━━━━━ Information shown

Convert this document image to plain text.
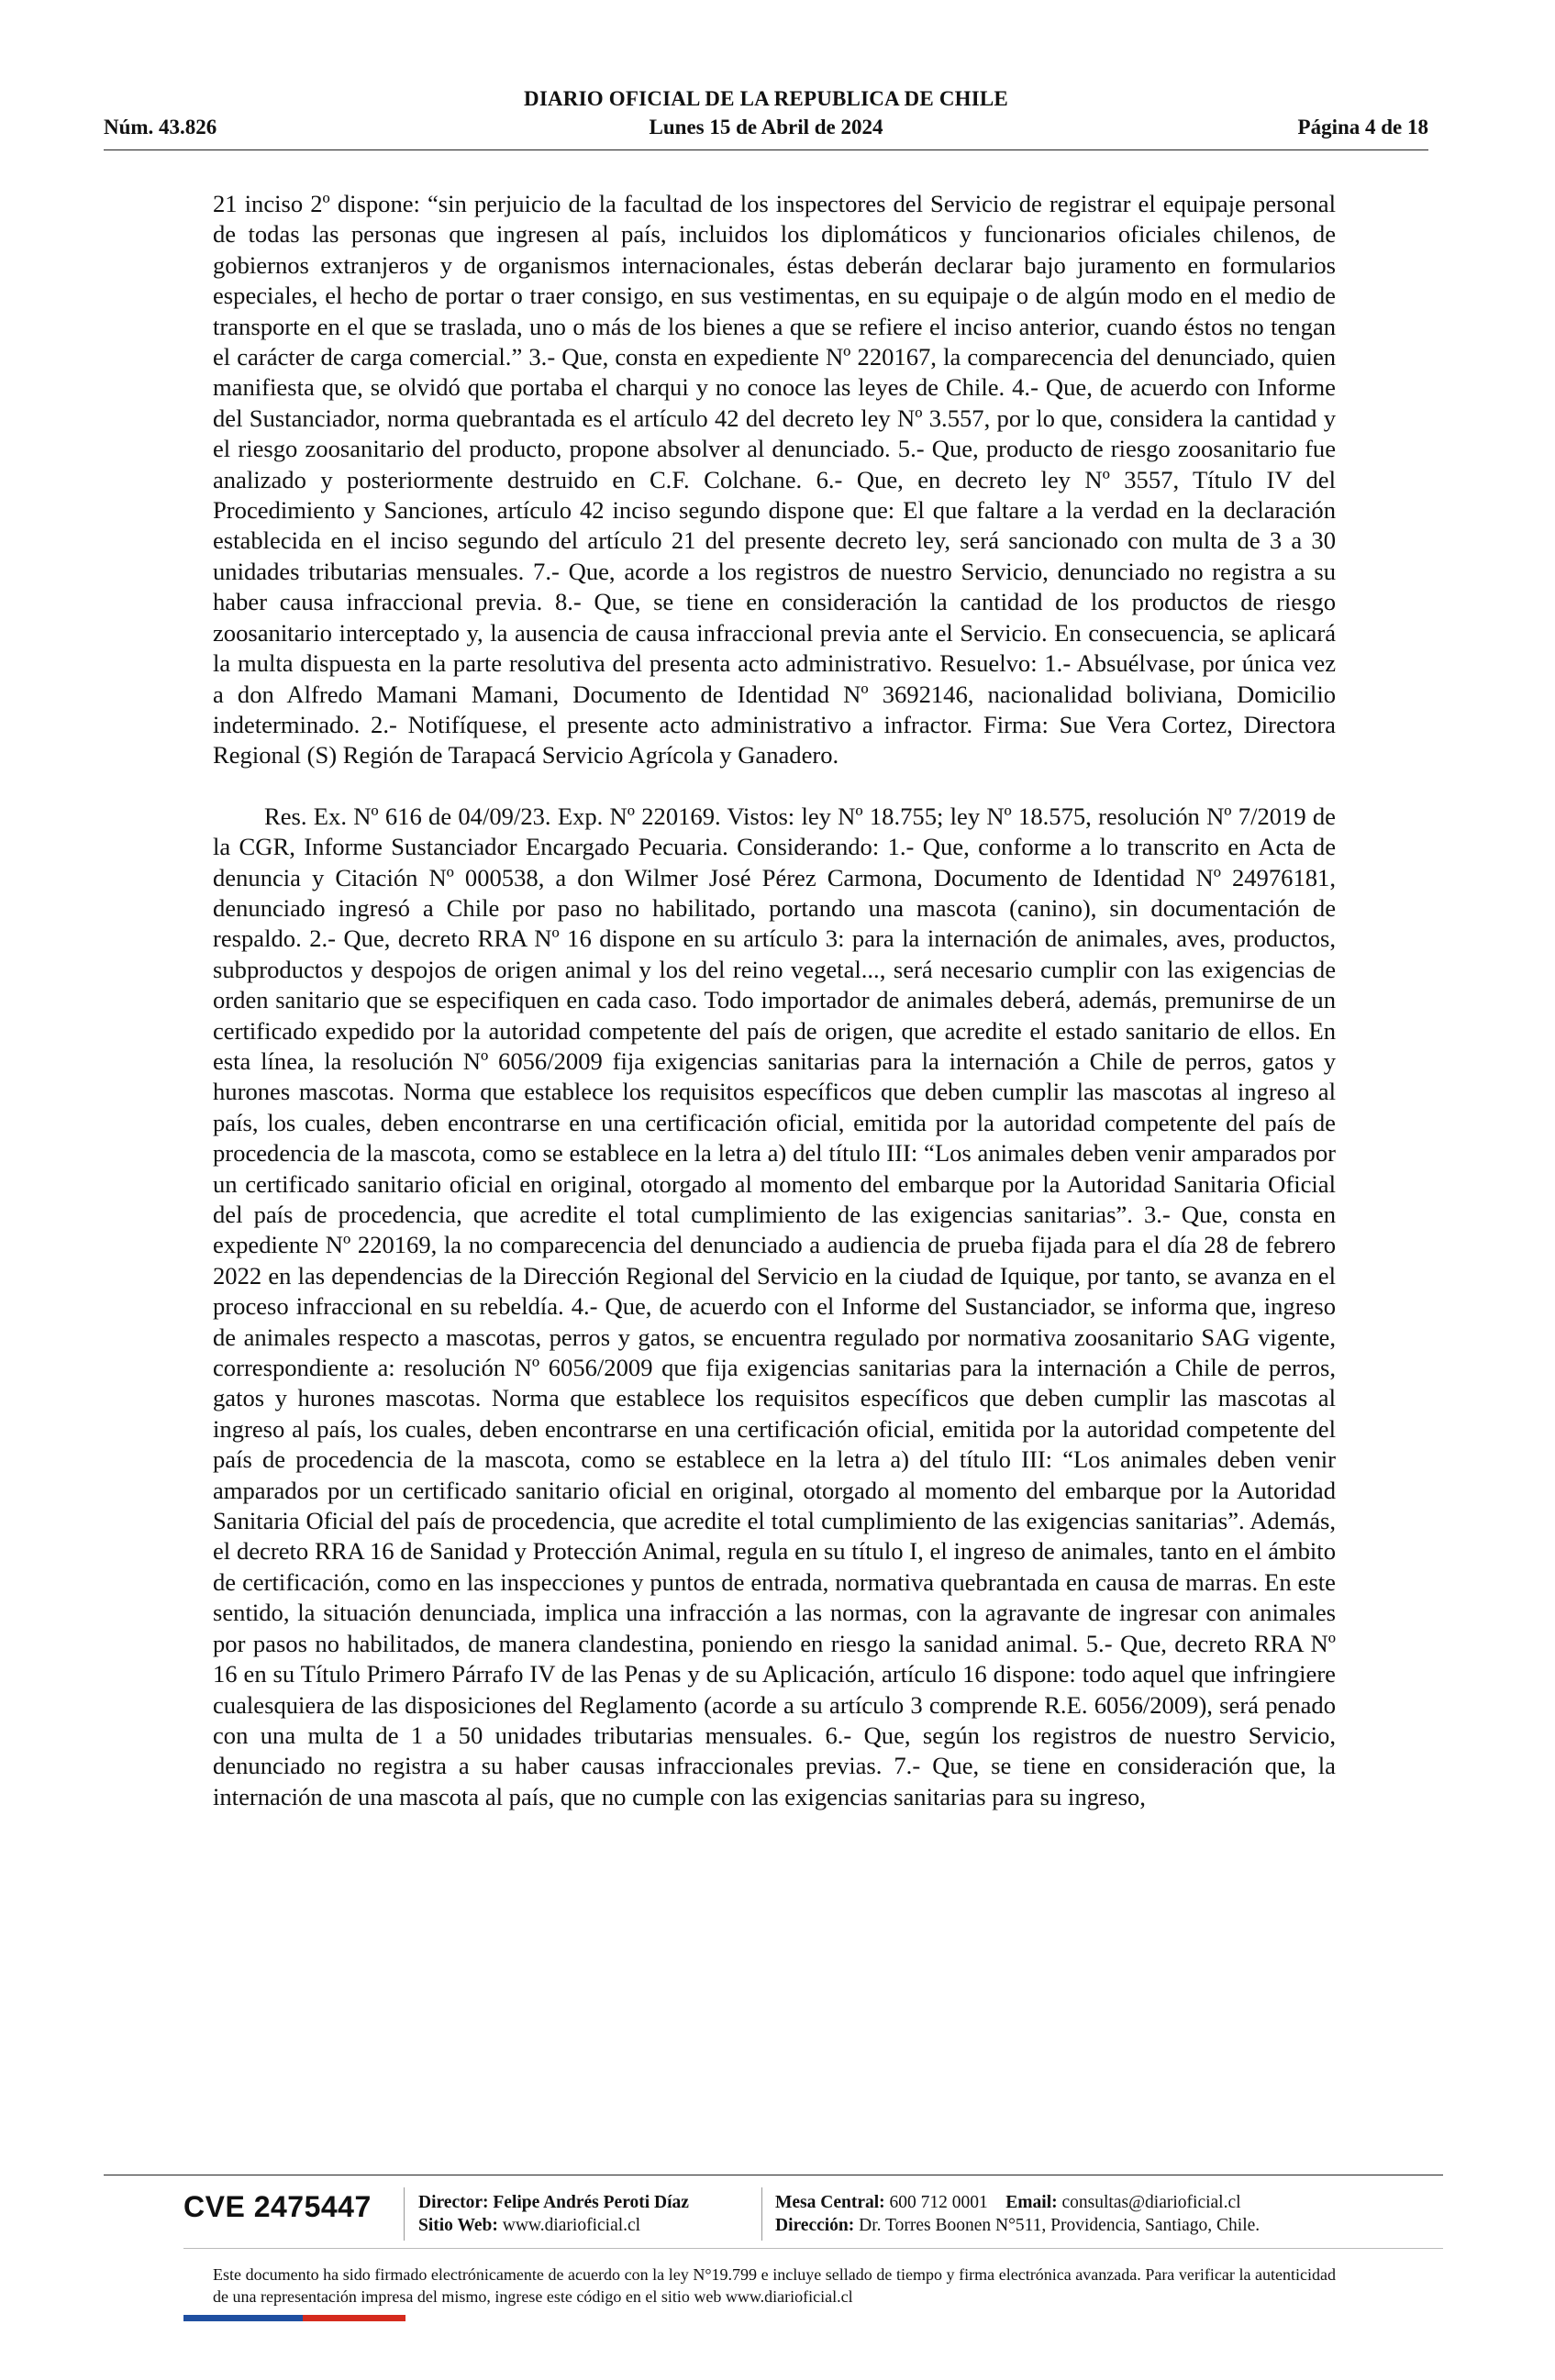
DIARIO OFICIAL DE LA REPUBLICA DE CHILE
Núm. 43.826	Lunes 15 de Abril de 2024	Página 4 de 18

21 inciso 2º dispone: “sin perjuicio de la facultad de los inspectores del Servicio de registrar el equipaje personal de todas las personas que ingresen al país, incluidos los diplomáticos y funcionarios oficiales chilenos, de gobiernos extranjeros y de organismos internacionales, éstas deberán declarar bajo juramento en formularios especiales, el hecho de portar o traer consigo, en sus vestimentas, en su equipaje o de algún modo en el medio de transporte en el que se traslada, uno o más de los bienes a que se refiere el inciso anterior, cuando éstos no tengan el carácter de carga comercial.” 3.- Que, consta en expediente Nº 220167, la comparecencia del denunciado, quien manifiesta que, se olvidó que portaba el charqui y no conoce las leyes de Chile. 4.- Que, de acuerdo con Informe del Sustanciador, norma quebrantada es el artículo 42 del decreto ley Nº 3.557, por lo que, considera la cantidad y el riesgo zoosanitario del producto, propone absolver al denunciado. 5.- Que, producto de riesgo zoosanitario fue analizado y posteriormente destruido en C.F. Colchane. 6.- Que, en decreto ley Nº 3557, Título IV del Procedimiento y Sanciones, artículo 42 inciso segundo dispone que: El que faltare a la verdad en la declaración establecida en el inciso segundo del artículo 21 del presente decreto ley, será sancionado con multa de 3 a 30 unidades tributarias mensuales. 7.- Que, acorde a los registros de nuestro Servicio, denunciado no registra a su haber causa infraccional previa. 8.- Que, se tiene en consideración la cantidad de los productos de riesgo zoosanitario interceptado y, la ausencia de causa infraccional previa ante el Servicio. En consecuencia, se aplicará la multa dispuesta en la parte resolutiva del presenta acto administrativo. Resuelvo: 1.- Absuélvase, por única vez a don Alfredo Mamani Mamani, Documento de Identidad Nº 3692146, nacionalidad boliviana, Domicilio indeterminado. 2.- Notifíquese, el presente acto administrativo a infractor. Firma: Sue Vera Cortez, Directora Regional (S) Región de Tarapacá Servicio Agrícola y Ganadero.

Res. Ex. Nº 616 de 04/09/23. Exp. Nº 220169. Vistos: ley Nº 18.755; ley Nº 18.575, resolución Nº 7/2019 de la CGR, Informe Sustanciador Encargado Pecuaria. Considerando: 1.- Que, conforme a lo transcrito en Acta de denuncia y Citación Nº 000538, a don Wilmer José Pérez Carmona, Documento de Identidad Nº 24976181, denunciado ingresó a Chile por paso no habilitado, portando una mascota (canino), sin documentación de respaldo. 2.- Que, decreto RRA Nº 16 dispone en su artículo 3: para la internación de animales, aves, productos, subproductos y despojos de origen animal y los del reino vegetal..., será necesario cumplir con las exigencias de orden sanitario que se especifiquen en cada caso. Todo importador de animales deberá, además, premunirse de un certificado expedido por la autoridad competente del país de origen, que acredite el estado sanitario de ellos. En esta línea, la resolución Nº 6056/2009 fija exigencias sanitarias para la internación a Chile de perros, gatos y hurones mascotas. Norma que establece los requisitos específicos que deben cumplir las mascotas al ingreso al país, los cuales, deben encontrarse en una certificación oficial, emitida por la autoridad competente del país de procedencia de la mascota, como se establece en la letra a) del título III: “Los animales deben venir amparados por un certificado sanitario oficial en original, otorgado al momento del embarque por la Autoridad Sanitaria Oficial del país de procedencia, que acredite el total cumplimiento de las exigencias sanitarias”. 3.- Que, consta en expediente Nº 220169, la no comparecencia del denunciado a audiencia de prueba fijada para el día 28 de febrero 2022 en las dependencias de la Dirección Regional del Servicio en la ciudad de Iquique, por tanto, se avanza en el proceso infraccional en su rebeldía. 4.- Que, de acuerdo con el Informe del Sustanciador, se informa que, ingreso de animales respecto a mascotas, perros y gatos, se encuentra regulado por normativa zoosanitario SAG vigente, correspondiente a: resolución Nº 6056/2009 que fija exigencias sanitarias para la internación a Chile de perros, gatos y hurones mascotas. Norma que establece los requisitos específicos que deben cumplir las mascotas al ingreso al país, los cuales, deben encontrarse en una certificación oficial, emitida por la autoridad competente del país de procedencia de la mascota, como se establece en la letra a) del título III: “Los animales deben venir amparados por un certificado sanitario oficial en original, otorgado al momento del embarque por la Autoridad Sanitaria Oficial del país de procedencia, que acredite el total cumplimiento de las exigencias sanitarias”. Además, el decreto RRA 16 de Sanidad y Protección Animal, regula en su título I, el ingreso de animales, tanto en el ámbito de certificación, como en las inspecciones y puntos de entrada, normativa quebrantada en causa de marras. En este sentido, la situación denunciada, implica una infracción a las normas, con la agravante de ingresar con animales por pasos no habilitados, de manera clandestina, poniendo en riesgo la sanidad animal. 5.- Que, decreto RRA Nº 16 en su Título Primero Párrafo IV de las Penas y de su Aplicación, artículo 16 dispone: todo aquel que infringiere cualesquiera de las disposiciones del Reglamento (acorde a su artículo 3 comprende R.E. 6056/2009), será penado con una multa de 1 a 50 unidades tributarias mensuales. 6.- Que, según los registros de nuestro Servicio, denunciado no registra a su haber causas infraccionales previas. 7.- Que, se tiene en consideración que, la internación de una mascota al país, que no cumple con las exigencias sanitarias para su ingreso,

CVE 2475447	Director: Felipe Andrés Peroti Díaz
Sitio Web: www.diarioficial.cl
Mesa Central: 600 712 0001 Email: consultas@diarioficial.cl
Dirección: Dr. Torres Boonen N°511, Providencia, Santiago, Chile.
Este documento ha sido firmado electrónicamente de acuerdo con la ley N°19.799 e incluye sellado de tiempo y firma electrónica avanzada. Para verificar la autenticidad de una representación impresa del mismo, ingrese este código en el sitio web www.diarioficial.cl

━━━━━━━━━━

Find each line with the string "diarioficial" and copy it out.

__Task answer__
Sitio Web: www.diarioficial.cl
Mesa Central: 600 712 0001 Email: consultas@diarioficial.cl
Este documento ha sido firmado electrónicamente de acuerdo con la ley N°19.799 e incluye sellado de tiempo y firma electrónica avanzada. Para verificar la autenticidad de una representación impresa del mismo, ingrese este código en el sitio web www.diarioficial.cl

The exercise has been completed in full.